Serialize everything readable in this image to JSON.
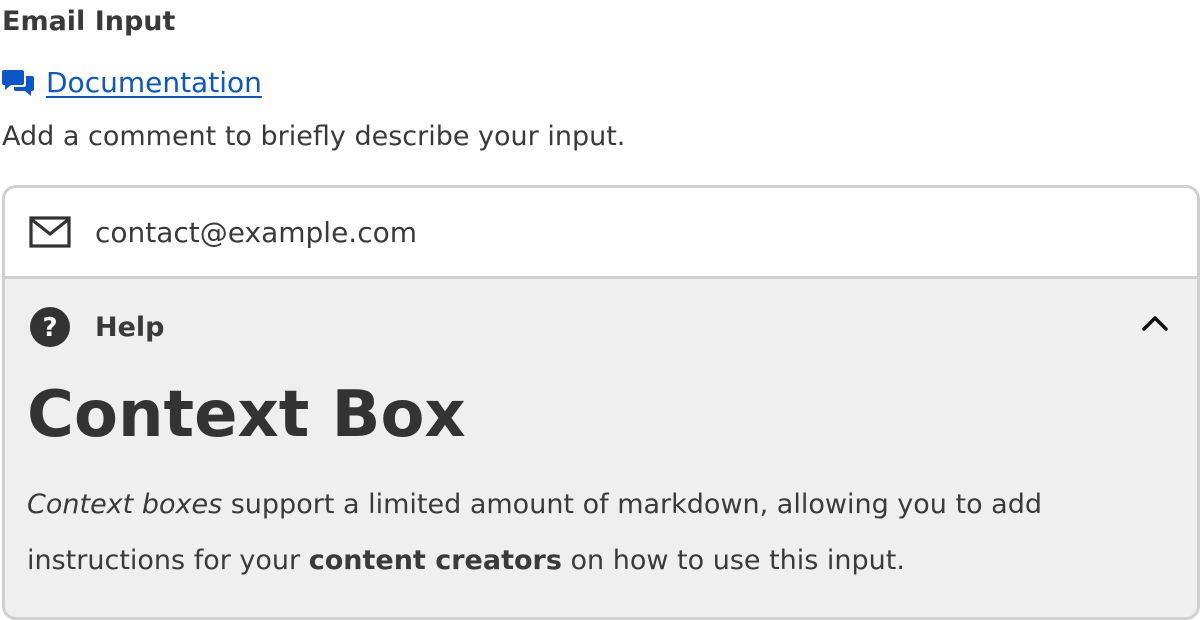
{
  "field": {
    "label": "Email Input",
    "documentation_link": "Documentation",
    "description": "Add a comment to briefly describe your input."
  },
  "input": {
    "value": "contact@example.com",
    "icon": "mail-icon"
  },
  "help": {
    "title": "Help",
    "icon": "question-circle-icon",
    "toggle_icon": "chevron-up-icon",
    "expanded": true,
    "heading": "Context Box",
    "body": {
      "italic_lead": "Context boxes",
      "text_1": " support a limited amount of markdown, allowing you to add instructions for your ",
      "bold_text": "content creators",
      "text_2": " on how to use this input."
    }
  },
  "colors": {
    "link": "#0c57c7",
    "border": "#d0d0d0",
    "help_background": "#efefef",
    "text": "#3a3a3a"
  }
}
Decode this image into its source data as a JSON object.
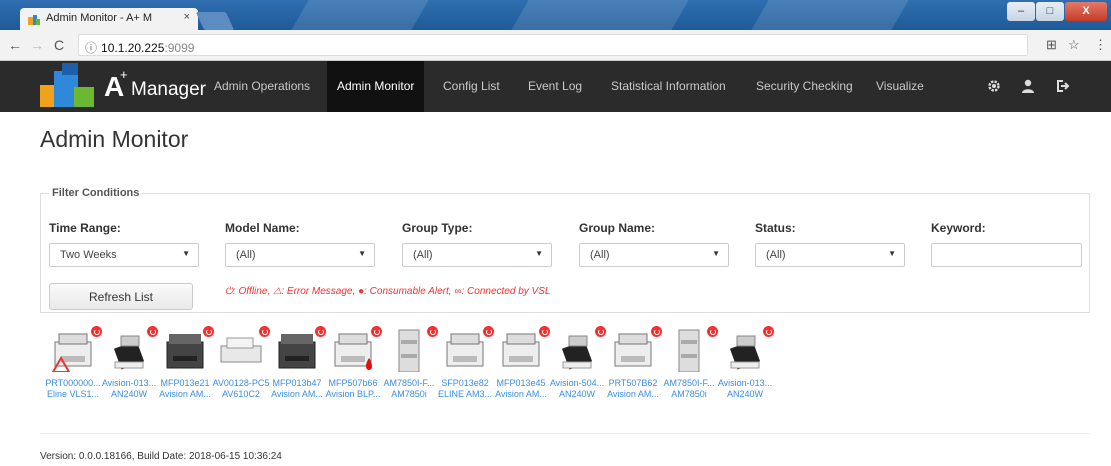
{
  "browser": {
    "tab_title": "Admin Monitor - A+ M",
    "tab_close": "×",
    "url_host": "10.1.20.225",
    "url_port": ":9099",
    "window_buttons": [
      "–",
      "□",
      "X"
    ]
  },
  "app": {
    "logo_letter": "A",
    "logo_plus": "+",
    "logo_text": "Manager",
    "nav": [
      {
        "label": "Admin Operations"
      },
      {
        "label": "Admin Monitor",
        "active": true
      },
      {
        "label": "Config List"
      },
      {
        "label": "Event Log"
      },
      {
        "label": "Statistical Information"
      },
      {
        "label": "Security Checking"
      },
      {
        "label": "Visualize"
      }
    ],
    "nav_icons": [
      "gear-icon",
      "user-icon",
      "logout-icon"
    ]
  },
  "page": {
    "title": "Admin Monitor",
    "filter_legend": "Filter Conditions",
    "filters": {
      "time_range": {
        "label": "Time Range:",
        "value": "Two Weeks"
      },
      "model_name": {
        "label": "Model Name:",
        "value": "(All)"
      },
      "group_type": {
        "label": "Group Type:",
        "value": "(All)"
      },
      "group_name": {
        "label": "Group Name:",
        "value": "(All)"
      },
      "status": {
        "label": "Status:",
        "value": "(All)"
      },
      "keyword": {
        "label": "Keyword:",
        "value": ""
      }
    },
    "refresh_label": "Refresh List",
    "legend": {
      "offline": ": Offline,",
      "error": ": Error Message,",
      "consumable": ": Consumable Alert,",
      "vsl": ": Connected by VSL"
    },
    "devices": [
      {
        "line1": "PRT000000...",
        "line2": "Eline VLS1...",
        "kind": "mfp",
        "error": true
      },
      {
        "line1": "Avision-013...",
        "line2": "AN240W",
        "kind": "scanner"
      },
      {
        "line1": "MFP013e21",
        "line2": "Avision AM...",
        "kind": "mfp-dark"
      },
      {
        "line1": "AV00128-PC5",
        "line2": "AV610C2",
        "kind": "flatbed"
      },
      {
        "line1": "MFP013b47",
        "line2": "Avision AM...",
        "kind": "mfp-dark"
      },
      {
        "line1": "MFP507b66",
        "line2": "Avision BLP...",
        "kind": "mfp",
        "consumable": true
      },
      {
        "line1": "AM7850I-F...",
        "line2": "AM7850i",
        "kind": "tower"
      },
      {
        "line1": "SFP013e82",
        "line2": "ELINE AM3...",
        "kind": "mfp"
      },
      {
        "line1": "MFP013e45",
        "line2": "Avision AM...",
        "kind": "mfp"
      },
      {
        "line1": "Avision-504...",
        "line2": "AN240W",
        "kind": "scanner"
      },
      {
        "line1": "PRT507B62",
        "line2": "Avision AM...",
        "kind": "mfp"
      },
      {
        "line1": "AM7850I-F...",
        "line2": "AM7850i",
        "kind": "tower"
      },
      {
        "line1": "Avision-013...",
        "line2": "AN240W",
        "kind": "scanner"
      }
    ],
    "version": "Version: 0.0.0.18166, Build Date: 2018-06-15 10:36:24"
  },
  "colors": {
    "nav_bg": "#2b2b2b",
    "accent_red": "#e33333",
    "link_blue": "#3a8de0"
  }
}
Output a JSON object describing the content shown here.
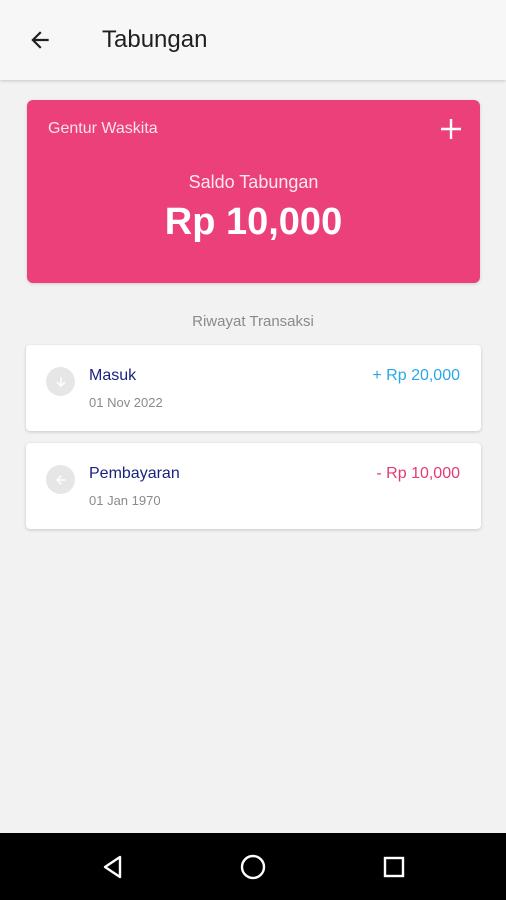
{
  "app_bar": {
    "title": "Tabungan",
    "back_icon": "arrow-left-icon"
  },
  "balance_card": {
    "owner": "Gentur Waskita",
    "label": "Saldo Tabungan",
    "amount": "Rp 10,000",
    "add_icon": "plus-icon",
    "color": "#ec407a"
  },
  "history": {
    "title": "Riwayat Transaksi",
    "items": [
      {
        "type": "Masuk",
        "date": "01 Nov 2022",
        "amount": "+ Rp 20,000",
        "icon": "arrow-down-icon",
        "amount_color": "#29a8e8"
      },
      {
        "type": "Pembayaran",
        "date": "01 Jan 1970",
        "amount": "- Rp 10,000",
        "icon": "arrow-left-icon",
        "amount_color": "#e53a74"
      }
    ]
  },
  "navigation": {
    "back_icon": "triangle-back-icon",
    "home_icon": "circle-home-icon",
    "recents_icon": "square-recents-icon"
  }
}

**Challenge:** In the copy, include all records verbatim but no images.

**Result:**
Serialize everything readable in this image to JSON.
{
  "field": {
    "label": "Email Input",
    "documentation_link": "Documentation",
    "description": "Add a comment to briefly describe your input."
  },
  "input": {
    "value": "contact@example.com",
    "icon": "mail-icon"
  },
  "help": {
    "title": "Help",
    "icon": "question-circle-icon",
    "toggle_icon": "chevron-up-icon",
    "expanded": true,
    "heading": "Context Box",
    "body": {
      "italic_lead": "Context boxes",
      "text_1": " support a limited amount of markdown, allowing you to add instructions for your ",
      "bold_text": "content creators",
      "text_2": " on how to use this input."
    }
  },
  "colors": {
    "link": "#0c57c7",
    "border": "#d0d0d0",
    "help_background": "#efefef",
    "text": "#3a3a3a"
  }
}
Decode this image into its source data as a JSON object.
{
  "browser": {
    "tab_title": "Admin Monitor - A+ M",
    "tab_close": "×",
    "url_host": "10.1.20.225",
    "url_port": ":9099",
    "window_buttons": [
      "–",
      "□",
      "X"
    ]
  },
  "app": {
    "logo_letter": "A",
    "logo_plus": "+",
    "logo_text": "Manager",
    "nav": [
      {
        "label": "Admin Operations"
      },
      {
        "label": "Admin Monitor",
        "active": true
      },
      {
        "label": "Config List"
      },
      {
        "label": "Event Log"
      },
      {
        "label": "Statistical Information"
      },
      {
        "label": "Security Checking"
      },
      {
        "label": "Visualize"
      }
    ],
    "nav_icons": [
      "gear-icon",
      "user-icon",
      "logout-icon"
    ]
  },
  "page": {
    "title": "Admin Monitor",
    "filter_legend": "Filter Conditions",
    "filters": {
      "time_range": {
        "label": "Time Range:",
        "value": "Two Weeks"
      },
      "model_name": {
        "label": "Model Name:",
        "value": "(All)"
      },
      "group_type": {
        "label": "Group Type:",
        "value": "(All)"
      },
      "group_name": {
        "label": "Group Name:",
        "value": "(All)"
      },
      "status": {
        "label": "Status:",
        "value": "(All)"
      },
      "keyword": {
        "label": "Keyword:",
        "value": ""
      }
    },
    "refresh_label": "Refresh List",
    "legend": {
      "offline": ": Offline,",
      "error": ": Error Message,",
      "consumable": ": Consumable Alert,",
      "vsl": ": Connected by VSL"
    },
    "devices": [
      {
        "line1": "PRT000000...",
        "line2": "Eline VLS1...",
        "kind": "mfp",
        "error": true
      },
      {
        "line1": "Avision-013...",
        "line2": "AN240W",
        "kind": "scanner"
      },
      {
        "line1": "MFP013e21",
        "line2": "Avision AM...",
        "kind": "mfp-dark"
      },
      {
        "line1": "AV00128-PC5",
        "line2": "AV610C2",
        "kind": "flatbed"
      },
      {
        "line1": "MFP013b47",
        "line2": "Avision AM...",
        "kind": "mfp-dark"
      },
      {
        "line1": "MFP507b66",
        "line2": "Avision BLP...",
        "kind": "mfp",
        "consumable": true
      },
      {
        "line1": "AM7850I-F...",
        "line2": "AM7850i",
        "kind": "tower"
      },
      {
        "line1": "SFP013e82",
        "line2": "ELINE AM3...",
        "kind": "mfp"
      },
      {
        "line1": "MFP013e45",
        "line2": "Avision AM...",
        "kind": "mfp"
      },
      {
        "line1": "Avision-504...",
        "line2": "AN240W",
        "kind": "scanner"
      },
      {
        "line1": "PRT507B62",
        "line2": "Avision AM...",
        "kind": "mfp"
      },
      {
        "line1": "AM7850I-F...",
        "line2": "AM7850i",
        "kind": "tower"
      },
      {
        "line1": "Avision-013...",
        "line2": "AN240W",
        "kind": "scanner"
      }
    ],
    "version": "Version: 0.0.0.18166, Build Date: 2018-06-15 10:36:24"
  },
  "colors": {
    "nav_bg": "#2b2b2b",
    "accent_red": "#e33333",
    "link_blue": "#3a8de0"
  }
}
Output a JSON object describing the content shown here.
{
  "app_bar": {
    "title": "Tabungan",
    "back_icon": "arrow-left-icon"
  },
  "balance_card": {
    "owner": "Gentur Waskita",
    "label": "Saldo Tabungan",
    "amount": "Rp 10,000",
    "add_icon": "plus-icon",
    "color": "#ec407a"
  },
  "history": {
    "title": "Riwayat Transaksi",
    "items": [
      {
        "type": "Masuk",
        "date": "01 Nov 2022",
        "amount": "+ Rp 20,000",
        "icon": "arrow-down-icon",
        "amount_color": "#29a8e8"
      },
      {
        "type": "Pembayaran",
        "date": "01 Jan 1970",
        "amount": "- Rp 10,000",
        "icon": "arrow-left-icon",
        "amount_color": "#e53a74"
      }
    ]
  },
  "navigation": {
    "back_icon": "triangle-back-icon",
    "home_icon": "circle-home-icon",
    "recents_icon": "square-recents-icon"
  }
}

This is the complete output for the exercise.